**Job**
In your copy, leave out the pictures and repeat the entries below exactly.

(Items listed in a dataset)
▼

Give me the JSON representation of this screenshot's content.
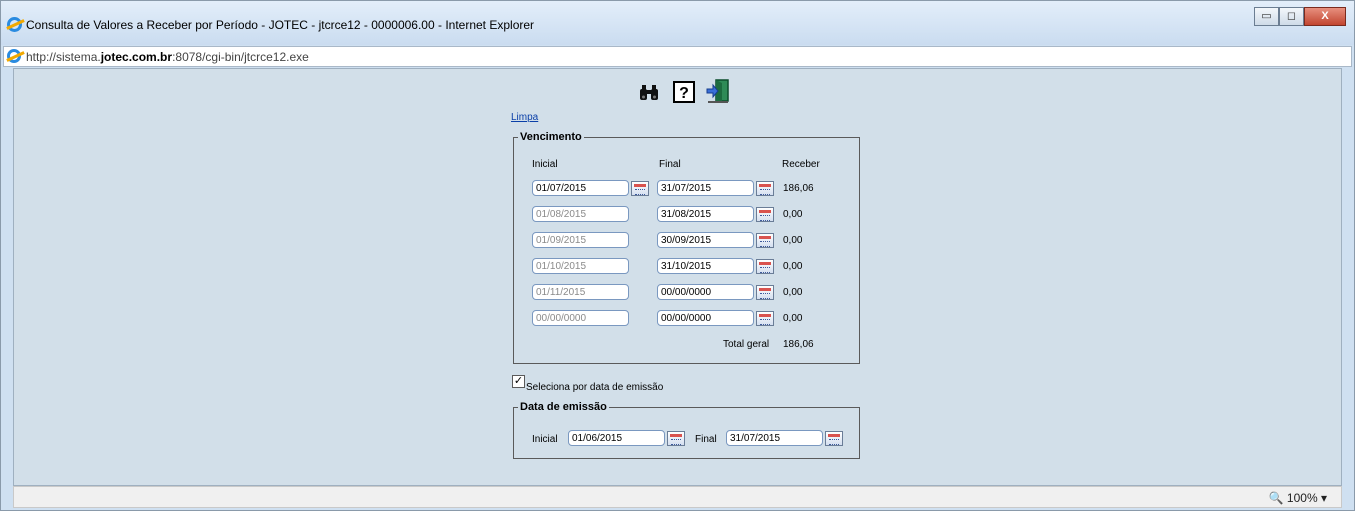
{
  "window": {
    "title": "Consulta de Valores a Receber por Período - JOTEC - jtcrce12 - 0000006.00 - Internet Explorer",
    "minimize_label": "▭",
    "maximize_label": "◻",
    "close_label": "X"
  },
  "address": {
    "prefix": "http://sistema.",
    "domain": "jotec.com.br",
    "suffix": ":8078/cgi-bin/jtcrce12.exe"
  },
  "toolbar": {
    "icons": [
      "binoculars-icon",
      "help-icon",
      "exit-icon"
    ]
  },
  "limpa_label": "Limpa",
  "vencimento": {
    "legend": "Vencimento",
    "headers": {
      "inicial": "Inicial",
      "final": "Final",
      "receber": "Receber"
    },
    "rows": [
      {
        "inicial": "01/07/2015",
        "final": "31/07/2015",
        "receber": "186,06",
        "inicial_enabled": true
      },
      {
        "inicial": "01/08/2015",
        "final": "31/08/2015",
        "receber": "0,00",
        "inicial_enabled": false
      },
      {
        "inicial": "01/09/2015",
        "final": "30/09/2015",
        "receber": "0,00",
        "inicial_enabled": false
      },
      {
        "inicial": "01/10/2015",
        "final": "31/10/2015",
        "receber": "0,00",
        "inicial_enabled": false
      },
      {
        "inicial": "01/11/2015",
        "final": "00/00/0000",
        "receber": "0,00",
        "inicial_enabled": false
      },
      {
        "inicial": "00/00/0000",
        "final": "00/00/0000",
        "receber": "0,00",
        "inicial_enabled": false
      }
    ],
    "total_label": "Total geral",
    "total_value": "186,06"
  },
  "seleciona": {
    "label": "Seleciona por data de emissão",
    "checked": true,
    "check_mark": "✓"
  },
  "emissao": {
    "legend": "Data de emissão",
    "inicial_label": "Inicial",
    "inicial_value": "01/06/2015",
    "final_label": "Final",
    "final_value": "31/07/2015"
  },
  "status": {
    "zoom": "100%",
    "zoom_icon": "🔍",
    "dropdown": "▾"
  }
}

▲

**Exercise solution**
Give me the JSON representation of this screenshot's content.
{
  "window": {
    "title": "Consulta de Valores a Receber por Período - JOTEC - jtcrce12 - 0000006.00 - Internet Explorer",
    "minimize_label": "▭",
    "maximize_label": "◻",
    "close_label": "X"
  },
  "address": {
    "prefix": "http://sistema.",
    "domain": "jotec.com.br",
    "suffix": ":8078/cgi-bin/jtcrce12.exe"
  },
  "toolbar": {
    "icons": [
      "binoculars-icon",
      "help-icon",
      "exit-icon"
    ]
  },
  "limpa_label": "Limpa",
  "vencimento": {
    "legend": "Vencimento",
    "headers": {
      "inicial": "Inicial",
      "final": "Final",
      "receber": "Receber"
    },
    "rows": [
      {
        "inicial": "01/07/2015",
        "final": "31/07/2015",
        "receber": "186,06",
        "inicial_enabled": true
      },
      {
        "inicial": "01/08/2015",
        "final": "31/08/2015",
        "receber": "0,00",
        "inicial_enabled": false
      },
      {
        "inicial": "01/09/2015",
        "final": "30/09/2015",
        "receber": "0,00",
        "inicial_enabled": false
      },
      {
        "inicial": "01/10/2015",
        "final": "31/10/2015",
        "receber": "0,00",
        "inicial_enabled": false
      },
      {
        "inicial": "01/11/2015",
        "final": "00/00/0000",
        "receber": "0,00",
        "inicial_enabled": false
      },
      {
        "inicial": "00/00/0000",
        "final": "00/00/0000",
        "receber": "0,00",
        "inicial_enabled": false
      }
    ],
    "total_label": "Total geral",
    "total_value": "186,06"
  },
  "seleciona": {
    "label": "Seleciona por data de emissão",
    "checked": true,
    "check_mark": "✓"
  },
  "emissao": {
    "legend": "Data de emissão",
    "inicial_label": "Inicial",
    "inicial_value": "01/06/2015",
    "final_label": "Final",
    "final_value": "31/07/2015"
  },
  "status": {
    "zoom": "100%",
    "zoom_icon": "🔍",
    "dropdown": "▾"
  }
}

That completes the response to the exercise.